Required work: Print each line of the listing once more, precisely as given.

Provided records:
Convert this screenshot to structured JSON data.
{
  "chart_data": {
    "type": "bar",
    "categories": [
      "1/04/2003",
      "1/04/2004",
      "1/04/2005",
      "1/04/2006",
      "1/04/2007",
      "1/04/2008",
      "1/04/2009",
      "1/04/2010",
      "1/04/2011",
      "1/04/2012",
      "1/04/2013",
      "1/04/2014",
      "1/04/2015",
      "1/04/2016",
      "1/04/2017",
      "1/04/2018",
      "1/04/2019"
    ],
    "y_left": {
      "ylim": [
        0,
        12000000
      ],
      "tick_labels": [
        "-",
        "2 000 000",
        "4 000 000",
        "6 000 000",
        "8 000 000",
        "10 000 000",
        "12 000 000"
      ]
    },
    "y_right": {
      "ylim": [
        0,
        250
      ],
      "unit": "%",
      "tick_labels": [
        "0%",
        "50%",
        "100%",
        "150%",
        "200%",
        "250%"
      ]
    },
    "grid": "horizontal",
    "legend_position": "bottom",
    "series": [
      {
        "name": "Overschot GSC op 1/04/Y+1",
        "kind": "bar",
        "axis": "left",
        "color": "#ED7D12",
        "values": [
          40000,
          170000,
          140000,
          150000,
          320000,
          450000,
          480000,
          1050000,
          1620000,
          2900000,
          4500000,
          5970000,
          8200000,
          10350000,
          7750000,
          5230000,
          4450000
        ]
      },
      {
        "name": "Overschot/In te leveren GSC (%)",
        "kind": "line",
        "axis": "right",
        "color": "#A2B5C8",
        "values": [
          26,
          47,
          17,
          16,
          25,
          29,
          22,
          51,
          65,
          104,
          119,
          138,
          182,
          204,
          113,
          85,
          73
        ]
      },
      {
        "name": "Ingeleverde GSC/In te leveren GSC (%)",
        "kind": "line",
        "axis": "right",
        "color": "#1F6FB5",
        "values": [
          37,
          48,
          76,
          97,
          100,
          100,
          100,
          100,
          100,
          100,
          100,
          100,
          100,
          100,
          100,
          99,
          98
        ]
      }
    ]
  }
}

Exercise result:
Convert this screenshot to structured JSON data.
{
  "chart_data": {
    "type": "bar",
    "categories": [
      "1/04/2003",
      "1/04/2004",
      "1/04/2005",
      "1/04/2006",
      "1/04/2007",
      "1/04/2008",
      "1/04/2009",
      "1/04/2010",
      "1/04/2011",
      "1/04/2012",
      "1/04/2013",
      "1/04/2014",
      "1/04/2015",
      "1/04/2016",
      "1/04/2017",
      "1/04/2018",
      "1/04/2019"
    ],
    "y_left": {
      "ylim": [
        0,
        12000000
      ],
      "tick_labels": [
        "-",
        "2 000 000",
        "4 000 000",
        "6 000 000",
        "8 000 000",
        "10 000 000",
        "12 000 000"
      ]
    },
    "y_right": {
      "ylim": [
        0,
        250
      ],
      "unit": "%",
      "tick_labels": [
        "0%",
        "50%",
        "100%",
        "150%",
        "200%",
        "250%"
      ]
    },
    "grid": "horizontal",
    "legend_position": "bottom",
    "series": [
      {
        "name": "Overschot GSC op 1/04/Y+1",
        "kind": "bar",
        "axis": "left",
        "color": "#ED7D12",
        "values": [
          40000,
          170000,
          140000,
          150000,
          320000,
          450000,
          480000,
          1050000,
          1620000,
          2900000,
          4500000,
          5970000,
          8200000,
          10350000,
          7750000,
          5230000,
          4450000
        ]
      },
      {
        "name": "Overschot/In te leveren GSC (%)",
        "kind": "line",
        "axis": "right",
        "color": "#A2B5C8",
        "values": [
          26,
          47,
          17,
          16,
          25,
          29,
          22,
          51,
          65,
          104,
          119,
          138,
          182,
          204,
          113,
          85,
          73
        ]
      },
      {
        "name": "Ingeleverde GSC/In te leveren GSC (%)",
        "kind": "line",
        "axis": "right",
        "color": "#1F6FB5",
        "values": [
          37,
          48,
          76,
          97,
          100,
          100,
          100,
          100,
          100,
          100,
          100,
          100,
          100,
          100,
          100,
          99,
          98
        ]
      }
    ]
  }
}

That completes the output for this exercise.